• [Supplied text]
==*==

B1 = helper.make_tensor(
    name="B1",
    data_type=TensorProto.FLOAT,
    dims=[hidden_size],
    vals=np.random.randn(hidden_size).astype(np.float32).flatten().tolist()
)

# Weights and biases for the second layer (hidden -> output)
W2 = helper.make_tensor(
    name="W2",
    data_type=TensorProto.FLOAT,
    dims=[hidden_size, output_size],
    vals=np.random.randn(hidden_size, output_size).astype(np.float32).flatten().tolist()
)

B2 = helper.make_tensor(
    name="B2",
    data_type=TensorProto.FLOAT,
    dims=[output_size],
    vals=np.random.randn(output_size).astype(np.float32).flatten().tolist()
)

##### Create nodes of the model
##### Input -> Matmul -> Add -> Relu -> Matmul -> Add -> Output

In [6]:
# Node 1: X * W1 + B1
node_matmul1 = helper.make_node(
    op_type="MatMul", inputs=["input", "W1"], outputs=["matmul1_out"], name="matmul1"

==*==

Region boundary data
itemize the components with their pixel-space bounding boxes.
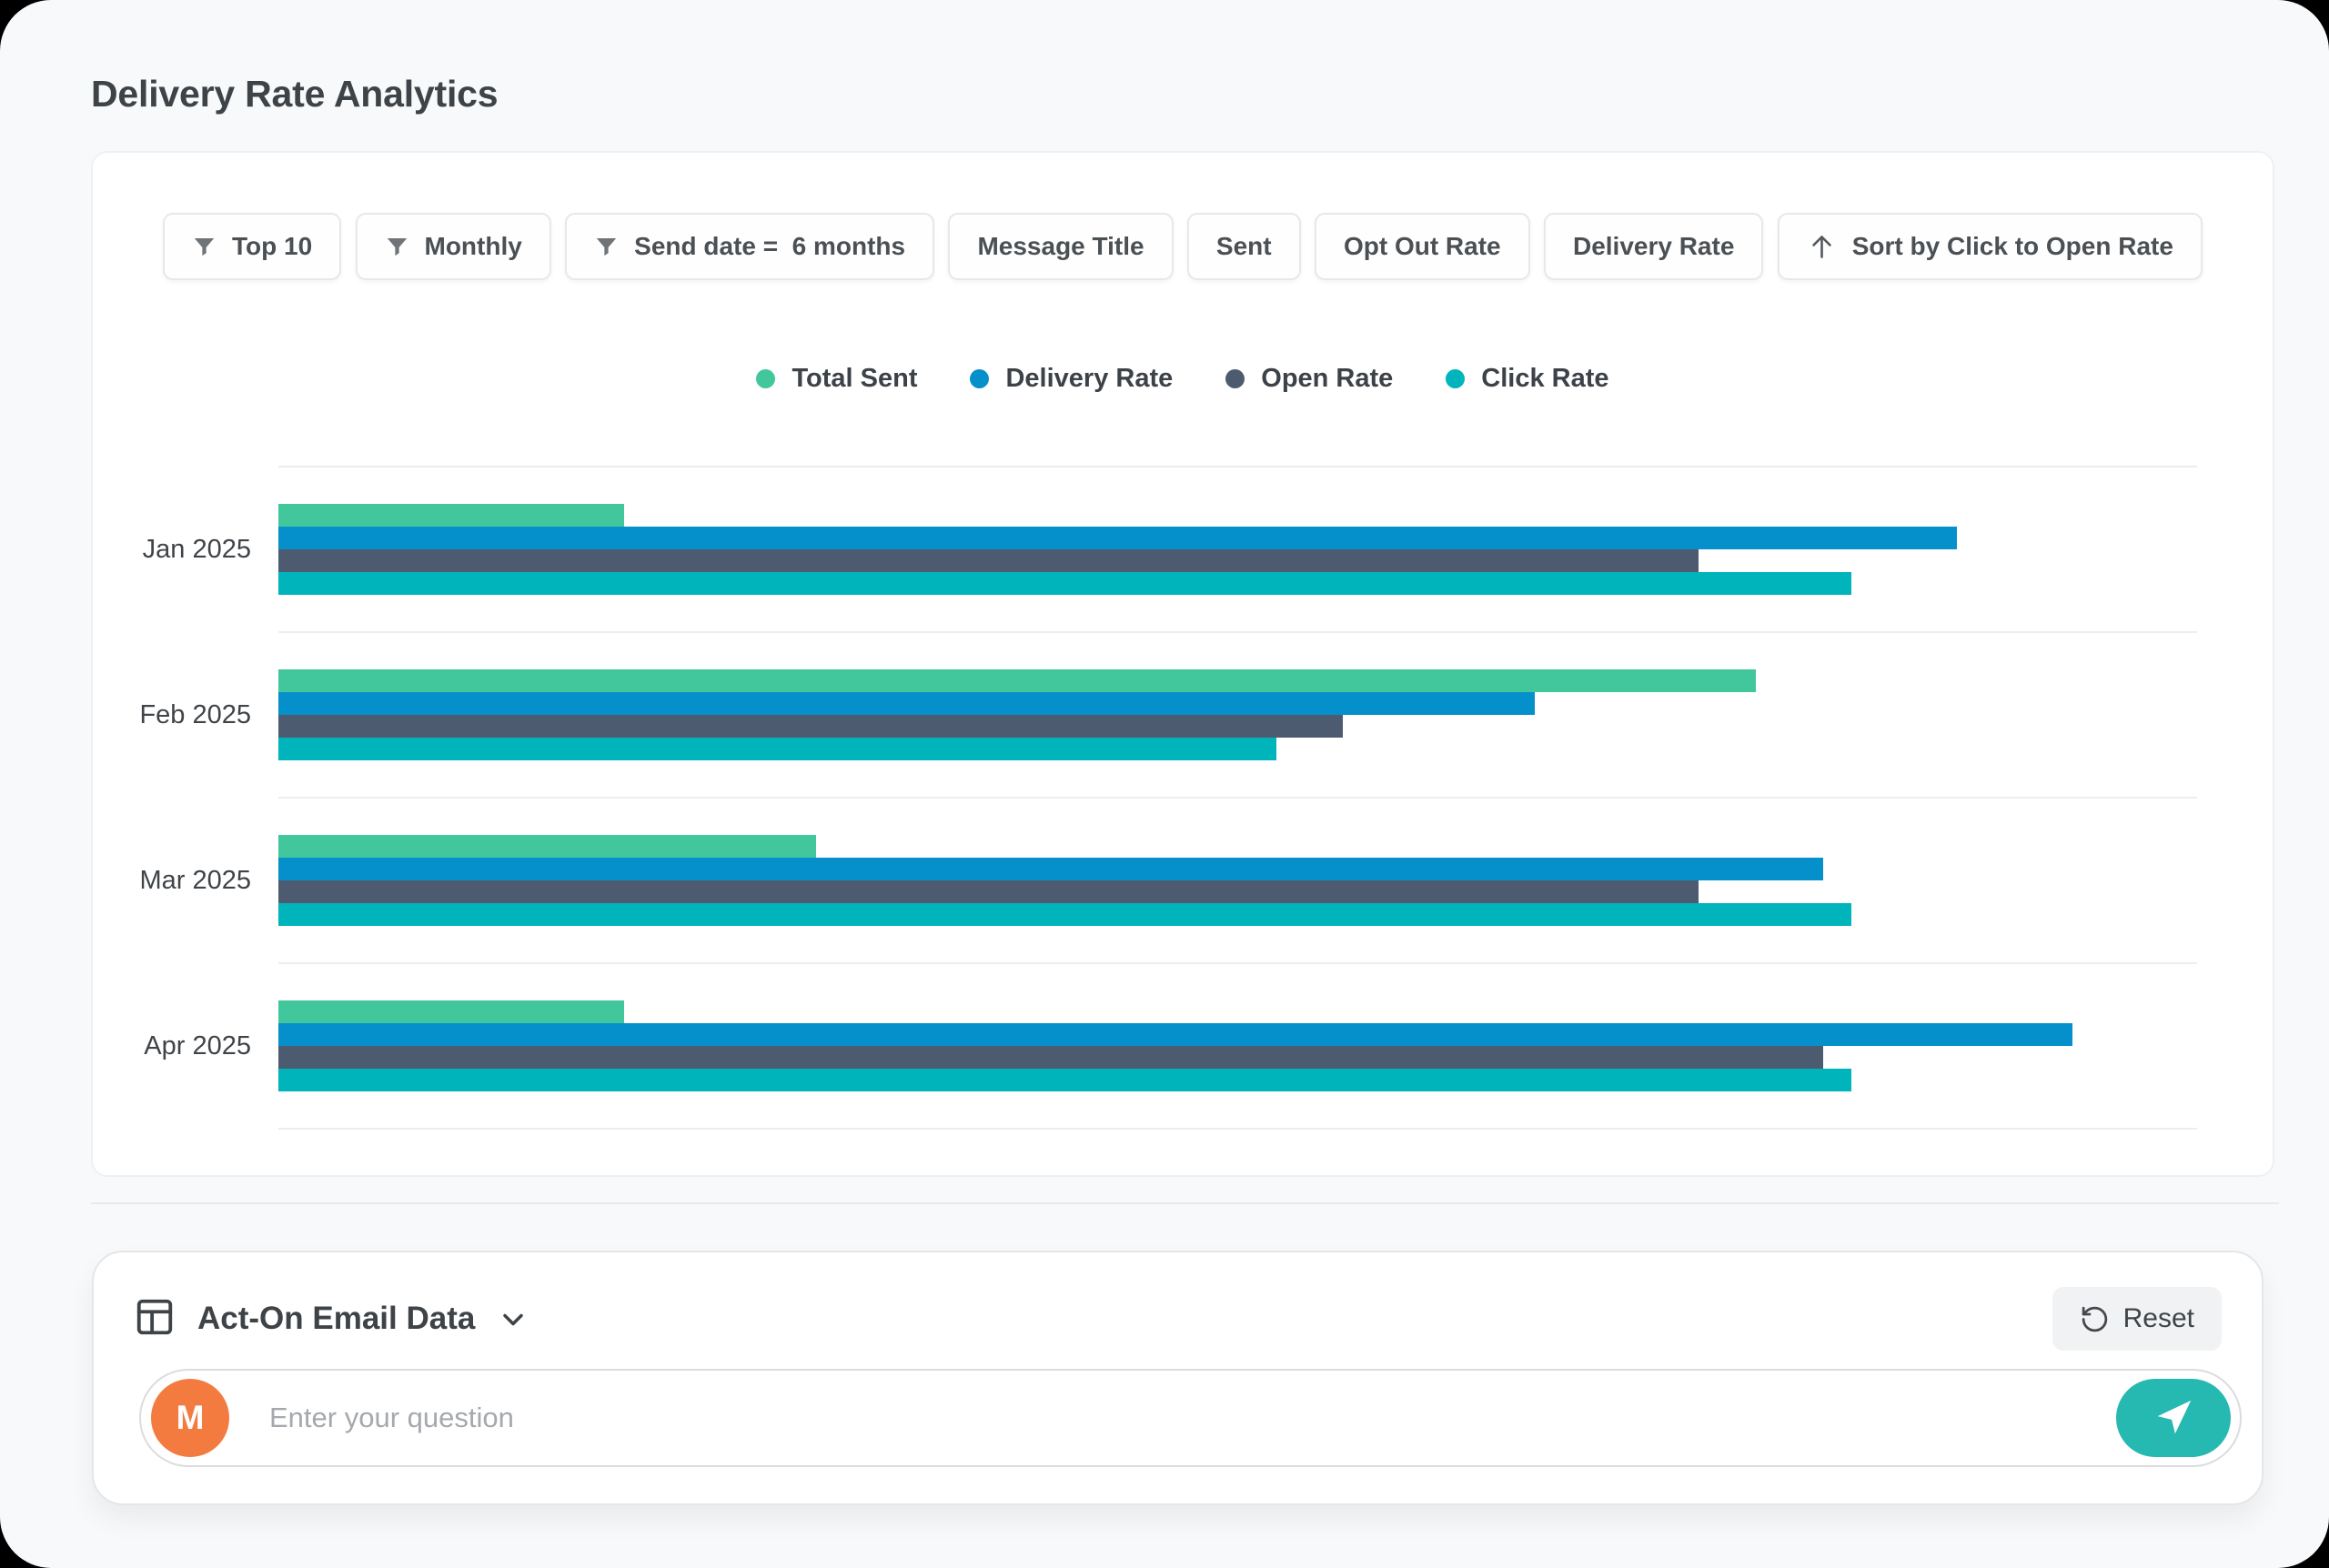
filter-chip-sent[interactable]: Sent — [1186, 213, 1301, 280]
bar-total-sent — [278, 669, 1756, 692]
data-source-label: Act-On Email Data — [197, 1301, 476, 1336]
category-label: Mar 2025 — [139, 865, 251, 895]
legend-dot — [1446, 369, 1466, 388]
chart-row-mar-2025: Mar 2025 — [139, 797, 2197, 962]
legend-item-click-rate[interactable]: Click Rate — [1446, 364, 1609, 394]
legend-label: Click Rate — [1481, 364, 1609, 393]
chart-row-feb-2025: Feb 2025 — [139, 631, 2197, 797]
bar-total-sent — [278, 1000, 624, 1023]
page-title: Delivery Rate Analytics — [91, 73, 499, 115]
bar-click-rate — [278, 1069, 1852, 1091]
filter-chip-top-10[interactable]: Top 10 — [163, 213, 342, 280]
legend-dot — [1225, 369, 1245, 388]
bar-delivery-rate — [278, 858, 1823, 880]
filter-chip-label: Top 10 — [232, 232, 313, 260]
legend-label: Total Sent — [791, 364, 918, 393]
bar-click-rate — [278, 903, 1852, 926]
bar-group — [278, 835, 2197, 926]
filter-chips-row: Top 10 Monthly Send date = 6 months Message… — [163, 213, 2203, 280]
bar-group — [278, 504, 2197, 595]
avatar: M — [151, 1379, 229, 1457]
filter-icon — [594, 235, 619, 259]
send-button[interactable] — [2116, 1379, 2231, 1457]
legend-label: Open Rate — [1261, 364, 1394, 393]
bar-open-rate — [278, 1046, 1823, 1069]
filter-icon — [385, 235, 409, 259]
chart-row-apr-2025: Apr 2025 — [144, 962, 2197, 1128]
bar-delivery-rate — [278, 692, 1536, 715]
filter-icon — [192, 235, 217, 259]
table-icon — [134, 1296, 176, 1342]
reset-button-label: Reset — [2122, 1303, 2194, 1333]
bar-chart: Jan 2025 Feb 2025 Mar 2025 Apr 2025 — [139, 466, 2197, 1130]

==*==

In the model-building code:
1. What dims are given for the tensor named "W2"?
2. What sequence of operations does the comment under "Create nodes of the model" list?
3. What op_type is passed to helper.make_node for node_matmul1?

• [Written reply]
1. [hidden_size, output_size]
2. Input -> Matmul -> Add -> Relu -> Matmul -> Add -> Output
3. "MatMul"